» Source records:

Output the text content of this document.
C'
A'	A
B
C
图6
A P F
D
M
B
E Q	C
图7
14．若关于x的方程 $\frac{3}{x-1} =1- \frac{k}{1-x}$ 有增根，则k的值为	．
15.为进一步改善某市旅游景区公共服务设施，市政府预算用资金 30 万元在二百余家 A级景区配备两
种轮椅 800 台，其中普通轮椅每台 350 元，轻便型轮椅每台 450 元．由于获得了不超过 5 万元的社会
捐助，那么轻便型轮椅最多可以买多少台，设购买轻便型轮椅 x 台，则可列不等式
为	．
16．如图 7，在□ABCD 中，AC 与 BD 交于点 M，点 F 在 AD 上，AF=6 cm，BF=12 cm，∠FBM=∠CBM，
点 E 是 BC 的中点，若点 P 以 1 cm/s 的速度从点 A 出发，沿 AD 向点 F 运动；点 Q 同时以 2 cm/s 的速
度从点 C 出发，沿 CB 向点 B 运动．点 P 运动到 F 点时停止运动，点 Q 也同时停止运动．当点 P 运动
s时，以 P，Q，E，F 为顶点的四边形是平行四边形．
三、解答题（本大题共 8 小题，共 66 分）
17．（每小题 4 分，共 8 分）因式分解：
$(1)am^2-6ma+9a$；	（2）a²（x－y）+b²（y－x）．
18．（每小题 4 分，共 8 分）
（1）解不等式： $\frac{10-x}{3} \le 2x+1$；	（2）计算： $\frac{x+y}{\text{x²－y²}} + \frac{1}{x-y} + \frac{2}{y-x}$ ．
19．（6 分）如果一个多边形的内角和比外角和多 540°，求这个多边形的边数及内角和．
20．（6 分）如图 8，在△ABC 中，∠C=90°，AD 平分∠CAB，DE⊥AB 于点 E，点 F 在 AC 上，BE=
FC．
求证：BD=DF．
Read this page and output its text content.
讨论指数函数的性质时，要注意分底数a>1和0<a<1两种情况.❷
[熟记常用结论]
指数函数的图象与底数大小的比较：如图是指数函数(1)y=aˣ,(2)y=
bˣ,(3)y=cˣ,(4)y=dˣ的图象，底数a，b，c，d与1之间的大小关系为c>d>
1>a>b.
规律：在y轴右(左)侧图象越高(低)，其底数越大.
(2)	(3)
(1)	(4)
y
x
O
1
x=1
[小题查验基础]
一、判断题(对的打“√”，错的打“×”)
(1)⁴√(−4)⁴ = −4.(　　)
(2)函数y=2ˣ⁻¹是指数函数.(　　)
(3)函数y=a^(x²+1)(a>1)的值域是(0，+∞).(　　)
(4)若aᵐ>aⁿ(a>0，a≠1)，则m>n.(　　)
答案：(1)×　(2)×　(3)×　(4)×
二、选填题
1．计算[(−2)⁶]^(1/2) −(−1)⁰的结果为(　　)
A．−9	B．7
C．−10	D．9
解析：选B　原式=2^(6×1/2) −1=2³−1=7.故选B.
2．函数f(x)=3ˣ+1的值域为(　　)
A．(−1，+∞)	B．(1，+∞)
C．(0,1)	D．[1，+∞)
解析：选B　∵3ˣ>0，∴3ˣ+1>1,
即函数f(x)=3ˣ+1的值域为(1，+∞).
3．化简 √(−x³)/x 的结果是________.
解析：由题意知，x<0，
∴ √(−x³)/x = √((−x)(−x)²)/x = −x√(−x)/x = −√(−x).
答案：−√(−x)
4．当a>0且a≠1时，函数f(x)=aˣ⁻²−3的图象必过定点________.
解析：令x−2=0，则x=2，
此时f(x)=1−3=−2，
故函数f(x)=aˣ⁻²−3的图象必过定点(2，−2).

» Written request: Copy each record from above without leaving any out.

» Result for this task:
Output the text content of this document.
C'
A'	A
B
C
图6
A P F
D
M
B
E Q	C
图7
14．若关于x的方程 $\frac{3}{x-1} =1- \frac{k}{1-x}$ 有增根，则k的值为	．
15.为进一步改善某市旅游景区公共服务设施，市政府预算用资金 30 万元在二百余家 A级景区配备两
种轮椅 800 台，其中普通轮椅每台 350 元，轻便型轮椅每台 450 元．由于获得了不超过 5 万元的社会
捐助，那么轻便型轮椅最多可以买多少台，设购买轻便型轮椅 x 台，则可列不等式
为	．
16．如图 7，在□ABCD 中，AC 与 BD 交于点 M，点 F 在 AD 上，AF=6 cm，BF=12 cm，∠FBM=∠CBM，
点 E 是 BC 的中点，若点 P 以 1 cm/s 的速度从点 A 出发，沿 AD 向点 F 运动；点 Q 同时以 2 cm/s 的速
度从点 C 出发，沿 CB 向点 B 运动．点 P 运动到 F 点时停止运动，点 Q 也同时停止运动．当点 P 运动
s时，以 P，Q，E，F 为顶点的四边形是平行四边形．
三、解答题（本大题共 8 小题，共 66 分）
17．（每小题 4 分，共 8 分）因式分解：
$(1)am^2-6ma+9a$；	（2）a²（x－y）+b²（y－x）．
18．（每小题 4 分，共 8 分）
（1）解不等式： $\frac{10-x}{3} \le 2x+1$；	（2）计算： $\frac{x+y}{\text{x²－y²}} + \frac{1}{x-y} + \frac{2}{y-x}$ ．
19．（6 分）如果一个多边形的内角和比外角和多 540°，求这个多边形的边数及内角和．
20．（6 分）如图 8，在△ABC 中，∠C=90°，AD 平分∠CAB，DE⊥AB 于点 E，点 F 在 AC 上，BE=
FC．
求证：BD=DF．
Read this page and output its text content.
讨论指数函数的性质时，要注意分底数a>1和0<a<1两种情况.❷
[熟记常用结论]
指数函数的图象与底数大小的比较：如图是指数函数(1)y=aˣ,(2)y=
bˣ,(3)y=cˣ,(4)y=dˣ的图象，底数a，b，c，d与1之间的大小关系为c>d>
1>a>b.
规律：在y轴右(左)侧图象越高(低)，其底数越大.
(2)	(3)
(1)	(4)
y
x
O
1
x=1
[小题查验基础]
一、判断题(对的打“√”，错的打“×”)
(1)⁴√(−4)⁴ = −4.(　　)
(2)函数y=2ˣ⁻¹是指数函数.(　　)
(3)函数y=a^(x²+1)(a>1)的值域是(0，+∞).(　　)
(4)若aᵐ>aⁿ(a>0，a≠1)，则m>n.(　　)
答案：(1)×　(2)×　(3)×　(4)×
二、选填题
1．计算[(−2)⁶]^(1/2) −(−1)⁰的结果为(　　)
A．−9	B．7
C．−10	D．9
解析：选B　原式=2^(6×1/2) −1=2³−1=7.故选B.
2．函数f(x)=3ˣ+1的值域为(　　)
A．(−1，+∞)	B．(1，+∞)
C．(0,1)	D．[1，+∞)
解析：选B　∵3ˣ>0，∴3ˣ+1>1,
即函数f(x)=3ˣ+1的值域为(1，+∞).
3．化简 √(−x³)/x 的结果是________.
解析：由题意知，x<0，
∴ √(−x³)/x = √((−x)(−x)²)/x = −x√(−x)/x = −√(−x).
答案：−√(−x)
4．当a>0且a≠1时，函数f(x)=aˣ⁻²−3的图象必过定点________.
解析：令x−2=0，则x=2，
此时f(x)=1−3=−2，
故函数f(x)=aˣ⁻²−3的图象必过定点(2，−2).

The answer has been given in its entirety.